**Task inputs**:
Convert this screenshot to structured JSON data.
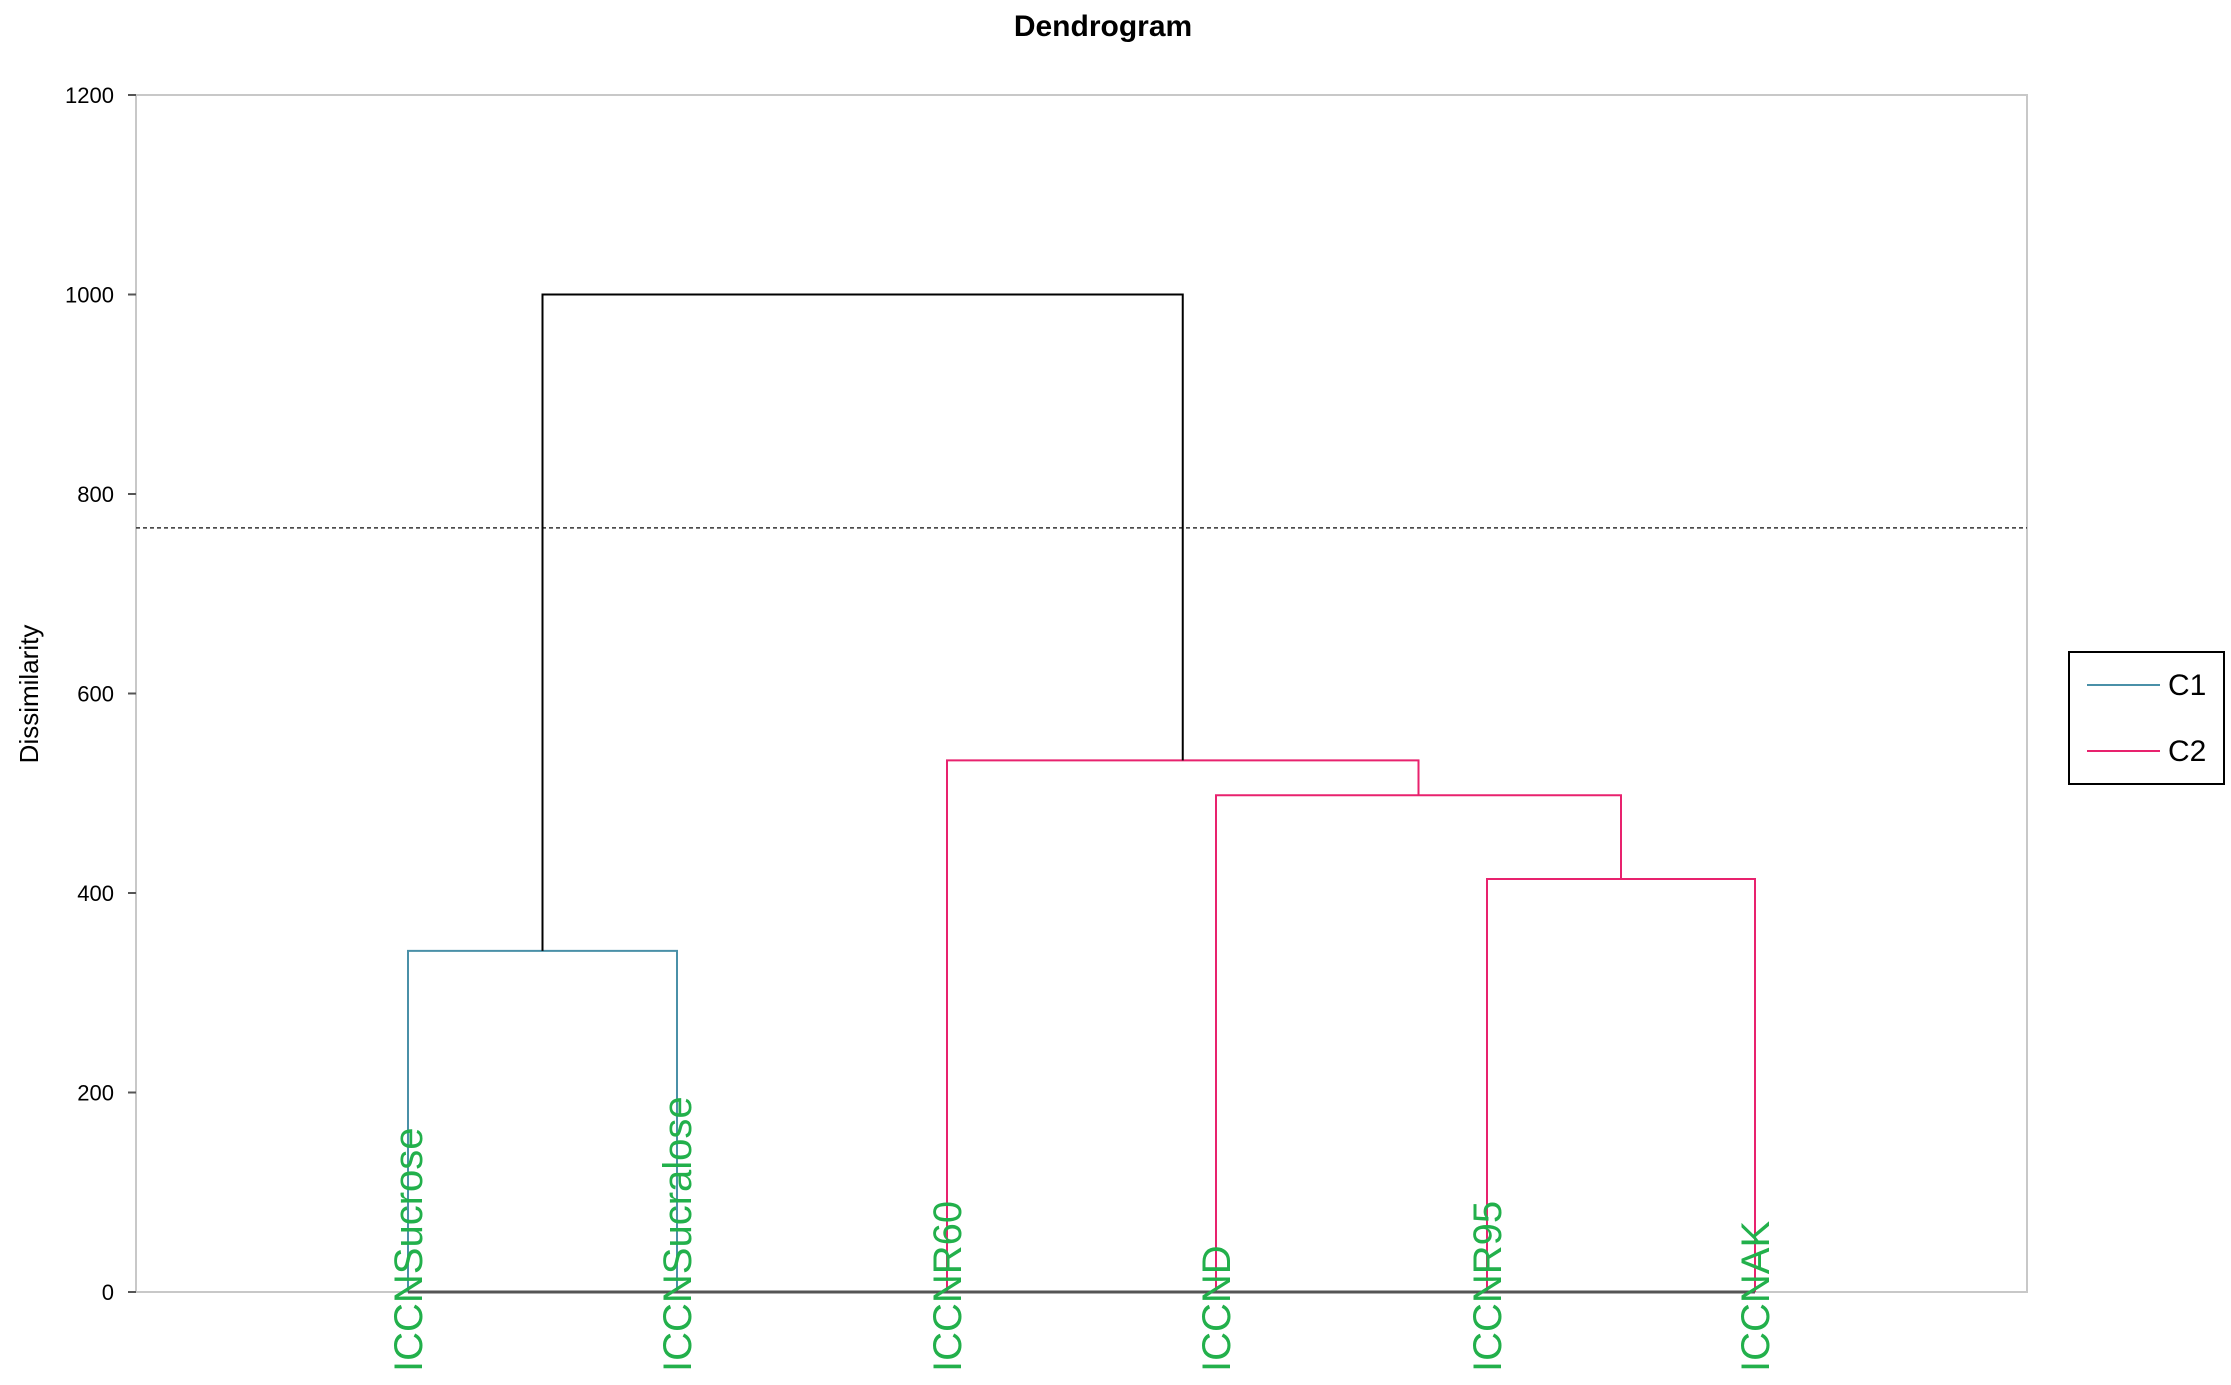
{
  "chart_data": {
    "type": "dendrogram",
    "title": "Dendrogram",
    "ylabel": "Dissimilarity",
    "ylim": [
      0,
      1200
    ],
    "yticks": [
      0,
      200,
      400,
      600,
      800,
      1000,
      1200
    ],
    "cut_line": 766,
    "leaves": [
      "ICCNSucrose",
      "ICCNSucralose",
      "ICCNR60",
      "ICCND",
      "ICCNR95",
      "ICCNAK"
    ],
    "merges": [
      {
        "a": "L0",
        "b": "L1",
        "height": 342,
        "cluster": "C1"
      },
      {
        "a": "L4",
        "b": "L5",
        "height": 414,
        "cluster": "C2"
      },
      {
        "a": "L3",
        "b": "M1",
        "height": 498,
        "cluster": "C2"
      },
      {
        "a": "L2",
        "b": "M2",
        "height": 533,
        "cluster": "C2"
      },
      {
        "a": "M0",
        "b": "M3",
        "height": 1000,
        "cluster": "root"
      }
    ],
    "clusters": [
      {
        "name": "C1",
        "color": "#4a90a8"
      },
      {
        "name": "C2",
        "color": "#e8226e"
      }
    ],
    "root_color": "#000000",
    "legend_position": "right"
  }
}
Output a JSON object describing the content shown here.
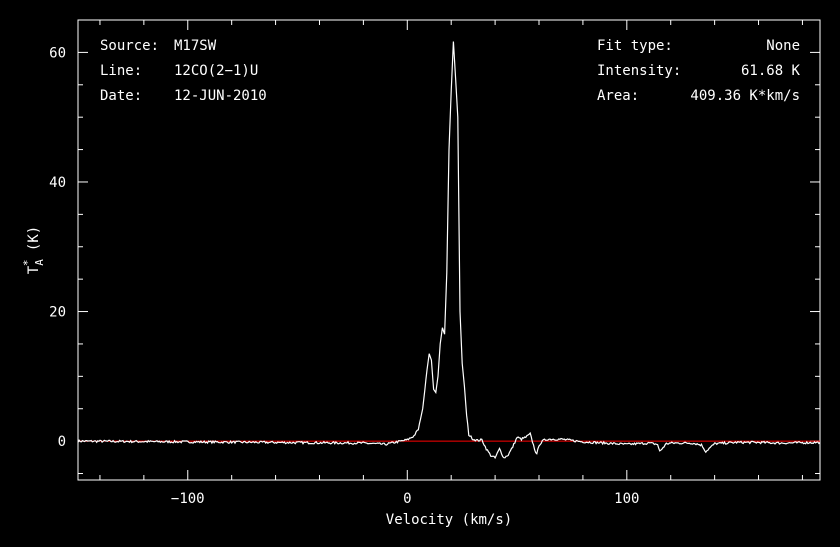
{
  "chart_data": {
    "type": "line",
    "xlabel": "Velocity (km/s)",
    "ylabel_main": "T",
    "ylabel_sub": "A",
    "ylabel_sup": "*",
    "ylabel_unit": " (K)",
    "xlim": [
      -150,
      188
    ],
    "ylim": [
      -6,
      65
    ],
    "xticks": [
      -100,
      0,
      100
    ],
    "xtick_labels": [
      "−100",
      "0",
      "100"
    ],
    "yticks": [
      0,
      20,
      40,
      60
    ],
    "ytick_labels": [
      "0",
      "20",
      "40",
      "60"
    ],
    "grid": false,
    "colors": {
      "background": "#000000",
      "axes": "#ffffff",
      "spectrum": "#ffffff",
      "baseline": "#ff0000"
    },
    "baseline_value": 0,
    "info_left": [
      {
        "key": "Source:",
        "value": "M17SW"
      },
      {
        "key": "Line:",
        "value": "12CO(2−1)U"
      },
      {
        "key": "Date:",
        "value": "12-JUN-2010"
      }
    ],
    "info_right": [
      {
        "key": "Fit type:",
        "value": "None"
      },
      {
        "key": "Intensity:",
        "value": "61.68 K"
      },
      {
        "key": "Area:",
        "value": "409.36 K*km/s"
      }
    ],
    "series": [
      {
        "x": [
          -150,
          -20,
          -10,
          0,
          3,
          5,
          7,
          9,
          10,
          11,
          12,
          13,
          14,
          15,
          16,
          17,
          18,
          19,
          20,
          21,
          22,
          23,
          24,
          25,
          26,
          27,
          28,
          30,
          32,
          34,
          36,
          38,
          40,
          42,
          44,
          46,
          48,
          50,
          52,
          54,
          56,
          58,
          59,
          60,
          62,
          64,
          70,
          80,
          90,
          100,
          110,
          114,
          115,
          116,
          118,
          120,
          130,
          134,
          136,
          138,
          140,
          150,
          160,
          170,
          188
        ],
        "y": [
          0,
          -0.3,
          -0.5,
          0.2,
          0.8,
          1.8,
          5,
          11,
          13.5,
          12.5,
          8,
          7.5,
          10,
          15,
          17.5,
          16.5,
          26,
          45,
          54,
          61.68,
          56,
          50,
          20,
          12,
          8.5,
          4,
          1,
          0.3,
          0.1,
          0.2,
          -1.2,
          -2.2,
          -2.6,
          -1.2,
          -2.6,
          -2.1,
          -0.9,
          0.6,
          0.3,
          0.6,
          1.1,
          -1.2,
          -2.1,
          -0.6,
          0.1,
          0.3,
          0.3,
          -0.1,
          -0.3,
          -0.5,
          -0.3,
          -0.5,
          -1.6,
          -1.2,
          -0.4,
          -0.3,
          -0.3,
          -0.6,
          -1.6,
          -1,
          -0.4,
          -0.2,
          -0.2,
          -0.3,
          -0.2
        ]
      }
    ]
  }
}
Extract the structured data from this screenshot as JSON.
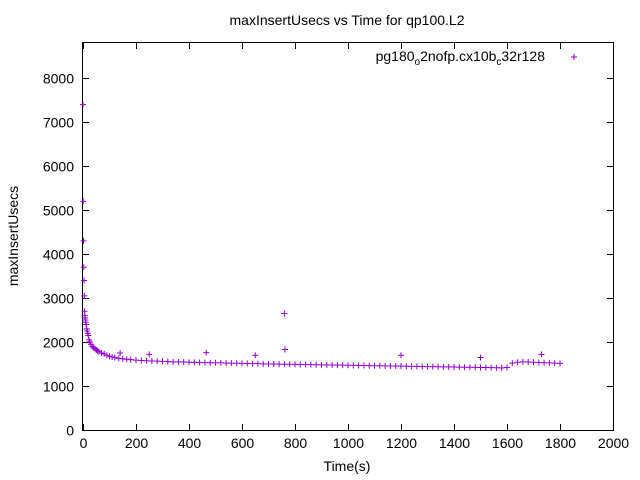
{
  "chart_data": {
    "type": "scatter",
    "title": "maxInsertUsecs vs Time for qp100.L2",
    "xlabel": "Time(s)",
    "ylabel": "maxInsertUsecs",
    "xlim": [
      0,
      2000
    ],
    "ylim": [
      0,
      8800
    ],
    "xticks": [
      "0",
      "200",
      "400",
      "600",
      "800",
      "1000",
      "1200",
      "1400",
      "1600",
      "1800",
      "2000"
    ],
    "yticks": [
      "0",
      "1000",
      "2000",
      "3000",
      "4000",
      "5000",
      "6000",
      "7000",
      "8000"
    ],
    "grid": false,
    "legend_position": "top-right",
    "series": [
      {
        "name": "pg180_o2nofp.cx10b_c32r128",
        "legend_parts": [
          {
            "text": "pg180",
            "sub": false
          },
          {
            "text": "o",
            "sub": true
          },
          {
            "text": "2nofp.cx10b",
            "sub": false
          },
          {
            "text": "c",
            "sub": true
          },
          {
            "text": "32r128",
            "sub": false
          }
        ],
        "color": "#9400d3",
        "marker": "plus",
        "x": [
          0,
          1,
          2,
          3,
          4,
          5,
          6,
          7,
          8,
          9,
          10,
          12,
          14,
          16,
          18,
          20,
          23,
          26,
          30,
          35,
          40,
          45,
          50,
          55,
          60,
          70,
          80,
          90,
          100,
          110,
          120,
          135,
          150,
          165,
          180,
          200,
          220,
          240,
          260,
          280,
          300,
          320,
          340,
          360,
          380,
          400,
          420,
          440,
          460,
          480,
          500,
          520,
          540,
          560,
          580,
          600,
          620,
          640,
          660,
          680,
          700,
          720,
          740,
          760,
          780,
          800,
          820,
          840,
          860,
          880,
          900,
          920,
          940,
          960,
          980,
          1000,
          1020,
          1040,
          1060,
          1080,
          1100,
          1120,
          1140,
          1160,
          1180,
          1200,
          1220,
          1240,
          1260,
          1280,
          1300,
          1320,
          1340,
          1360,
          1380,
          1400,
          1420,
          1440,
          1460,
          1480,
          1500,
          1520,
          1540,
          1560,
          1580,
          1600,
          1620,
          1640,
          1660,
          1680,
          1700,
          1720,
          1740,
          1760,
          1780,
          1800,
          760,
          762,
          465,
          1500,
          1730,
          1200,
          140,
          250,
          650
        ],
        "y": [
          7400,
          5200,
          4300,
          3700,
          3400,
          3050,
          2700,
          2600,
          2550,
          2500,
          2450,
          2400,
          2300,
          2250,
          2200,
          2150,
          2050,
          2000,
          1950,
          1900,
          1870,
          1850,
          1820,
          1800,
          1780,
          1750,
          1730,
          1700,
          1680,
          1660,
          1650,
          1630,
          1620,
          1610,
          1600,
          1590,
          1580,
          1575,
          1570,
          1565,
          1560,
          1555,
          1550,
          1548,
          1545,
          1540,
          1538,
          1535,
          1533,
          1530,
          1528,
          1525,
          1522,
          1520,
          1518,
          1515,
          1512,
          1510,
          1508,
          1505,
          1502,
          1500,
          1498,
          1496,
          1494,
          1492,
          1490,
          1488,
          1486,
          1484,
          1482,
          1480,
          1478,
          1476,
          1474,
          1472,
          1470,
          1468,
          1466,
          1464,
          1462,
          1460,
          1458,
          1456,
          1454,
          1452,
          1450,
          1448,
          1446,
          1444,
          1442,
          1440,
          1438,
          1436,
          1434,
          1432,
          1430,
          1428,
          1426,
          1424,
          1422,
          1420,
          1418,
          1416,
          1414,
          1420,
          1520,
          1540,
          1550,
          1545,
          1540,
          1535,
          1530,
          1525,
          1520,
          1515,
          2650,
          1830,
          1760,
          1650,
          1720,
          1700,
          1750,
          1720,
          1700
        ]
      }
    ]
  }
}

**Task instructions**:
Omit every picture, and otherwise quote the entries exactly.

**Written solution**:
Convert this screenshot to structured JSON data.
{
  "chart_data": {
    "type": "dendrogram",
    "title": "Dendrogram",
    "ylabel": "Dissimilarity",
    "ylim": [
      0,
      1200
    ],
    "yticks": [
      0,
      200,
      400,
      600,
      800,
      1000,
      1200
    ],
    "cut_line": 766,
    "leaves": [
      "ICCNSucrose",
      "ICCNSucralose",
      "ICCNR60",
      "ICCND",
      "ICCNR95",
      "ICCNAK"
    ],
    "merges": [
      {
        "a": "L0",
        "b": "L1",
        "height": 342,
        "cluster": "C1"
      },
      {
        "a": "L4",
        "b": "L5",
        "height": 414,
        "cluster": "C2"
      },
      {
        "a": "L3",
        "b": "M1",
        "height": 498,
        "cluster": "C2"
      },
      {
        "a": "L2",
        "b": "M2",
        "height": 533,
        "cluster": "C2"
      },
      {
        "a": "M0",
        "b": "M3",
        "height": 1000,
        "cluster": "root"
      }
    ],
    "clusters": [
      {
        "name": "C1",
        "color": "#4a90a8"
      },
      {
        "name": "C2",
        "color": "#e8226e"
      }
    ],
    "root_color": "#000000",
    "legend_position": "right"
  }
}
Output a JSON object describing the content shown here.
{
  "chart_data": {
    "type": "line",
    "xlabel": "Velocity (km/s)",
    "ylabel_main": "T",
    "ylabel_sub": "A",
    "ylabel_sup": "*",
    "ylabel_unit": " (K)",
    "xlim": [
      -150,
      188
    ],
    "ylim": [
      -6,
      65
    ],
    "xticks": [
      -100,
      0,
      100
    ],
    "xtick_labels": [
      "−100",
      "0",
      "100"
    ],
    "yticks": [
      0,
      20,
      40,
      60
    ],
    "ytick_labels": [
      "0",
      "20",
      "40",
      "60"
    ],
    "grid": false,
    "colors": {
      "background": "#000000",
      "axes": "#ffffff",
      "spectrum": "#ffffff",
      "baseline": "#ff0000"
    },
    "baseline_value": 0,
    "info_left": [
      {
        "key": "Source:",
        "value": "M17SW"
      },
      {
        "key": "Line:",
        "value": "12CO(2−1)U"
      },
      {
        "key": "Date:",
        "value": "12-JUN-2010"
      }
    ],
    "info_right": [
      {
        "key": "Fit type:",
        "value": "None"
      },
      {
        "key": "Intensity:",
        "value": "61.68 K"
      },
      {
        "key": "Area:",
        "value": "409.36 K*km/s"
      }
    ],
    "series": [
      {
        "x": [
          -150,
          -20,
          -10,
          0,
          3,
          5,
          7,
          9,
          10,
          11,
          12,
          13,
          14,
          15,
          16,
          17,
          18,
          19,
          20,
          21,
          22,
          23,
          24,
          25,
          26,
          27,
          28,
          30,
          32,
          34,
          36,
          38,
          40,
          42,
          44,
          46,
          48,
          50,
          52,
          54,
          56,
          58,
          59,
          60,
          62,
          64,
          70,
          80,
          90,
          100,
          110,
          114,
          115,
          116,
          118,
          120,
          130,
          134,
          136,
          138,
          140,
          150,
          160,
          170,
          188
        ],
        "y": [
          0,
          -0.3,
          -0.5,
          0.2,
          0.8,
          1.8,
          5,
          11,
          13.5,
          12.5,
          8,
          7.5,
          10,
          15,
          17.5,
          16.5,
          26,
          45,
          54,
          61.68,
          56,
          50,
          20,
          12,
          8.5,
          4,
          1,
          0.3,
          0.1,
          0.2,
          -1.2,
          -2.2,
          -2.6,
          -1.2,
          -2.6,
          -2.1,
          -0.9,
          0.6,
          0.3,
          0.6,
          1.1,
          -1.2,
          -2.1,
          -0.6,
          0.1,
          0.3,
          0.3,
          -0.1,
          -0.3,
          -0.5,
          -0.3,
          -0.5,
          -1.6,
          -1.2,
          -0.4,
          -0.3,
          -0.3,
          -0.6,
          -1.6,
          -1,
          -0.4,
          -0.2,
          -0.2,
          -0.3,
          -0.2
        ]
      }
    ]
  }
}
Extract the structured data from this screenshot as JSON.
{
  "chart_data": {
    "type": "scatter",
    "title": "maxInsertUsecs vs Time for qp100.L2",
    "xlabel": "Time(s)",
    "ylabel": "maxInsertUsecs",
    "xlim": [
      0,
      2000
    ],
    "ylim": [
      0,
      8800
    ],
    "xticks": [
      "0",
      "200",
      "400",
      "600",
      "800",
      "1000",
      "1200",
      "1400",
      "1600",
      "1800",
      "2000"
    ],
    "yticks": [
      "0",
      "1000",
      "2000",
      "3000",
      "4000",
      "5000",
      "6000",
      "7000",
      "8000"
    ],
    "grid": false,
    "legend_position": "top-right",
    "series": [
      {
        "name": "pg180_o2nofp.cx10b_c32r128",
        "legend_parts": [
          {
            "text": "pg180",
            "sub": false
          },
          {
            "text": "o",
            "sub": true
          },
          {
            "text": "2nofp.cx10b",
            "sub": false
          },
          {
            "text": "c",
            "sub": true
          },
          {
            "text": "32r128",
            "sub": false
          }
        ],
        "color": "#9400d3",
        "marker": "plus",
        "x": [
          0,
          1,
          2,
          3,
          4,
          5,
          6,
          7,
          8,
          9,
          10,
          12,
          14,
          16,
          18,
          20,
          23,
          26,
          30,
          35,
          40,
          45,
          50,
          55,
          60,
          70,
          80,
          90,
          100,
          110,
          120,
          135,
          150,
          165,
          180,
          200,
          220,
          240,
          260,
          280,
          300,
          320,
          340,
          360,
          380,
          400,
          420,
          440,
          460,
          480,
          500,
          520,
          540,
          560,
          580,
          600,
          620,
          640,
          660,
          680,
          700,
          720,
          740,
          760,
          780,
          800,
          820,
          840,
          860,
          880,
          900,
          920,
          940,
          960,
          980,
          1000,
          1020,
          1040,
          1060,
          1080,
          1100,
          1120,
          1140,
          1160,
          1180,
          1200,
          1220,
          1240,
          1260,
          1280,
          1300,
          1320,
          1340,
          1360,
          1380,
          1400,
          1420,
          1440,
          1460,
          1480,
          1500,
          1520,
          1540,
          1560,
          1580,
          1600,
          1620,
          1640,
          1660,
          1680,
          1700,
          1720,
          1740,
          1760,
          1780,
          1800,
          760,
          762,
          465,
          1500,
          1730,
          1200,
          140,
          250,
          650
        ],
        "y": [
          7400,
          5200,
          4300,
          3700,
          3400,
          3050,
          2700,
          2600,
          2550,
          2500,
          2450,
          2400,
          2300,
          2250,
          2200,
          2150,
          2050,
          2000,
          1950,
          1900,
          1870,
          1850,
          1820,
          1800,
          1780,
          1750,
          1730,
          1700,
          1680,
          1660,
          1650,
          1630,
          1620,
          1610,
          1600,
          1590,
          1580,
          1575,
          1570,
          1565,
          1560,
          1555,
          1550,
          1548,
          1545,
          1540,
          1538,
          1535,
          1533,
          1530,
          1528,
          1525,
          1522,
          1520,
          1518,
          1515,
          1512,
          1510,
          1508,
          1505,
          1502,
          1500,
          1498,
          1496,
          1494,
          1492,
          1490,
          1488,
          1486,
          1484,
          1482,
          1480,
          1478,
          1476,
          1474,
          1472,
          1470,
          1468,
          1466,
          1464,
          1462,
          1460,
          1458,
          1456,
          1454,
          1452,
          1450,
          1448,
          1446,
          1444,
          1442,
          1440,
          1438,
          1436,
          1434,
          1432,
          1430,
          1428,
          1426,
          1424,
          1422,
          1420,
          1418,
          1416,
          1414,
          1420,
          1520,
          1540,
          1550,
          1545,
          1540,
          1535,
          1530,
          1525,
          1520,
          1515,
          2650,
          1830,
          1760,
          1650,
          1720,
          1700,
          1750,
          1720,
          1700
        ]
      }
    ]
  }
}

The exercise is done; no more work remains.